* **Records supplied**:
########################################

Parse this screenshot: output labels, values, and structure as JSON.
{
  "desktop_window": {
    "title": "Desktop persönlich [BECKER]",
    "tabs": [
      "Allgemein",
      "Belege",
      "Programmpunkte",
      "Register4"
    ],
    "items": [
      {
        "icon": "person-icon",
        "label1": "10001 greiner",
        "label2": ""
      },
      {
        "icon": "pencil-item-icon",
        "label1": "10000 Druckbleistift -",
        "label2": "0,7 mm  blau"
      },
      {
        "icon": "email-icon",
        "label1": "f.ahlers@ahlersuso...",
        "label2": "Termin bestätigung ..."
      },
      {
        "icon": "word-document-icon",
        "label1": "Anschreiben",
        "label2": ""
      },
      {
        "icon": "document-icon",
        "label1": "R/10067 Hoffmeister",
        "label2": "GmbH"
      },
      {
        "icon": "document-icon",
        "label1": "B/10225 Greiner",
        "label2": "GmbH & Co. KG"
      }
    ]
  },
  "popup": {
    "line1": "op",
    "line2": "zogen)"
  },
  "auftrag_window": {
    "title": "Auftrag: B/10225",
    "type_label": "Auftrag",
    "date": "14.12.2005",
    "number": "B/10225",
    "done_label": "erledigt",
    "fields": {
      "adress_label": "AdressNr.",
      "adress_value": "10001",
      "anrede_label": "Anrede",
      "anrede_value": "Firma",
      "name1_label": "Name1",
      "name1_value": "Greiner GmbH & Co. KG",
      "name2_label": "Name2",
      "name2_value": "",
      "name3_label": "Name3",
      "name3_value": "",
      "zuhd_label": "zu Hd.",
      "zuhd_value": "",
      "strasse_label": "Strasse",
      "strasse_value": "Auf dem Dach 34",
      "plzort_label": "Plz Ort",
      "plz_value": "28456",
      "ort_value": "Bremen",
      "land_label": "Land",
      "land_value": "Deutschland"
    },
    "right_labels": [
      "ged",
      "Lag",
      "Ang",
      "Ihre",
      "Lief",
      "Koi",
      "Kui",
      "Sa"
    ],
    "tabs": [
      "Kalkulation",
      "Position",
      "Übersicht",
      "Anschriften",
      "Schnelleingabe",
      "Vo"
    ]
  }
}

########################################

* **What the task requires**: Reproduce the listing above word for word.

* **Solution to the problem**:
Parse this screenshot: output labels, values, and structure as JSON.
{
  "desktop_window": {
    "title": "Desktop persönlich [BECKER]",
    "tabs": [
      "Allgemein",
      "Belege",
      "Programmpunkte",
      "Register4"
    ],
    "items": [
      {
        "icon": "person-icon",
        "label1": "10001 greiner",
        "label2": ""
      },
      {
        "icon": "pencil-item-icon",
        "label1": "10000 Druckbleistift -",
        "label2": "0,7 mm  blau"
      },
      {
        "icon": "email-icon",
        "label1": "f.ahlers@ahlersuso...",
        "label2": "Termin bestätigung ..."
      },
      {
        "icon": "word-document-icon",
        "label1": "Anschreiben",
        "label2": ""
      },
      {
        "icon": "document-icon",
        "label1": "R/10067 Hoffmeister",
        "label2": "GmbH"
      },
      {
        "icon": "document-icon",
        "label1": "B/10225 Greiner",
        "label2": "GmbH & Co. KG"
      }
    ]
  },
  "popup": {
    "line1": "op",
    "line2": "zogen)"
  },
  "auftrag_window": {
    "title": "Auftrag: B/10225",
    "type_label": "Auftrag",
    "date": "14.12.2005",
    "number": "B/10225",
    "done_label": "erledigt",
    "fields": {
      "adress_label": "AdressNr.",
      "adress_value": "10001",
      "anrede_label": "Anrede",
      "anrede_value": "Firma",
      "name1_label": "Name1",
      "name1_value": "Greiner GmbH & Co. KG",
      "name2_label": "Name2",
      "name2_value": "",
      "name3_label": "Name3",
      "name3_value": "",
      "zuhd_label": "zu Hd.",
      "zuhd_value": "",
      "strasse_label": "Strasse",
      "strasse_value": "Auf dem Dach 34",
      "plzort_label": "Plz Ort",
      "plz_value": "28456",
      "ort_value": "Bremen",
      "land_label": "Land",
      "land_value": "Deutschland"
    },
    "right_labels": [
      "ged",
      "Lag",
      "Ang",
      "Ihre",
      "Lief",
      "Koi",
      "Kui",
      "Sa"
    ],
    "tabs": [
      "Kalkulation",
      "Position",
      "Übersicht",
      "Anschriften",
      "Schnelleingabe",
      "Vo"
    ]
  }
}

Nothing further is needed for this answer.